Teile der Übung —
1. Können Sie aus dem Textauszug alles von „Lydia Benecke: „Statistisch“ bis hinunter zu „Sitznachbar haben musste.“ wortgetreu abschreiben?
2. Beantworten Sie anhand des Textauszugs folgende Fragen:
(a) Welcher Anteil der Bevölkerung ist laut Überschrift statistisch psychopathisch?
(b) Wer hat den Beitrag verfasst?
(c) In welchem Gebäude fand der Vortrag statt?

Textauszug —
..............................
Lydia Benecke: „Statistisch ist etwa ein Prozent der Bevölkerung psychopathisch"
Kriminalpsychologin referiert in Attendorn
- Attendorn, 07.05.2018
- Von Ina Hoffmann

Attendorn. In ihrem Vortrag „Die Psychologie des Bösen. Was sind und tun eigentlich Psychopathen?“ hat Kriminalpsychologin Lydia Benecke am Sonntag, 6. Mai, die Besucher in der Attendorner Stadthalle auf eine spannende und erschreckende Reise in die Gedanken- und Gefühlswelt von Psychopathen mitgenommen. Mit jeder Menge Fakten und einer Prise schwarzem Humor erklärte die Expertin, dass zwar rein statistisch drei Psychopathen unter den Zuschauern seien, man aber trotzdem keine Angst vor seinem Sitznachbar haben musste.
..............................
Vorliegende Zeilen —
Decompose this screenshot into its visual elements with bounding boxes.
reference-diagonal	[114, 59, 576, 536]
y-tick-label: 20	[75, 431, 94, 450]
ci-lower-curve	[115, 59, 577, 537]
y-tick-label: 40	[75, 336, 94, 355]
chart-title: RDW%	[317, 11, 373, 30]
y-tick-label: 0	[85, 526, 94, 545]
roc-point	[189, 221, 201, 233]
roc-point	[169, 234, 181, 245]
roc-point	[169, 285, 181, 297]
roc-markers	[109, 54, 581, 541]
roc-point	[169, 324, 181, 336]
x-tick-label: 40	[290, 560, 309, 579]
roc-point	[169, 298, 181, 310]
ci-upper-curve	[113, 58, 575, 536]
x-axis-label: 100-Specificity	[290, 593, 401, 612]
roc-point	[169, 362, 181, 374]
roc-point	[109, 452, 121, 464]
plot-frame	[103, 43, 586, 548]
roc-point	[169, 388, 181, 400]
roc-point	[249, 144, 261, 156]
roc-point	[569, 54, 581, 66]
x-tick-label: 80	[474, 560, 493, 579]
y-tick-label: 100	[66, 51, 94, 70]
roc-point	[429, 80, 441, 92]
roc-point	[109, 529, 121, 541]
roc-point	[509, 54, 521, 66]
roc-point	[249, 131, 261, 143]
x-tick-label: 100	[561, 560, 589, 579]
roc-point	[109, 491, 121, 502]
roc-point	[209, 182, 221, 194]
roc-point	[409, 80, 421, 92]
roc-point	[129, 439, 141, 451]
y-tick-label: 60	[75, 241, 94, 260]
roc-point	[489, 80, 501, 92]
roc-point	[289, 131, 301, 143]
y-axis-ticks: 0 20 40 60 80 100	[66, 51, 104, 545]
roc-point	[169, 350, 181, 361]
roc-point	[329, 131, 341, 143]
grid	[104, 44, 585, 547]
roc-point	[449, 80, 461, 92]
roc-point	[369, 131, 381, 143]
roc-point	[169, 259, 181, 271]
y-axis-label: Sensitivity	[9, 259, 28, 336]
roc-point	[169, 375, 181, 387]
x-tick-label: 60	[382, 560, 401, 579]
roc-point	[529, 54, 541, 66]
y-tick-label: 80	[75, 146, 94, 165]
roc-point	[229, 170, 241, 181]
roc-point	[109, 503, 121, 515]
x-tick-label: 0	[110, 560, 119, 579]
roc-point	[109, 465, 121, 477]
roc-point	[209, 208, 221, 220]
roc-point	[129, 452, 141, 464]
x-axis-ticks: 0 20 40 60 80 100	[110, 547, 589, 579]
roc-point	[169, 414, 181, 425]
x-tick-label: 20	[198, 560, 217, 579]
..............................
Lösungen der Aufgaben —
1.
Lydia Benecke: „Statistisch ist etwa ein Prozent der Bevölkerung psychopathisch"
Kriminalpsychologin referiert in Attendorn
- Attendorn, 07.05.2018
- Von Ina Hoffmann

Attendorn. In ihrem Vortrag „Die Psychologie des Bösen. Was sind und tun eigentlich Psychopathen?“ hat Kriminalpsychologin Lydia Benecke am Sonntag, 6. Mai, die Besucher in der Attendorner Stadthalle auf eine spannende und erschreckende Reise in die Gedanken- und Gefühlswelt von Psychopathen mitgenommen. Mit jeder Menge Fakten und einer Prise schwarzem Humor erklärte die Expertin, dass zwar rein statistisch drei Psychopathen unter den Zuschauern seien, man aber trotzdem keine Angst vor seinem Sitznachbar haben musste.

2.
(a) Etwa ein Prozent.
(b) Ina Hoffmann.
(c) In der Attendorner Stadthalle.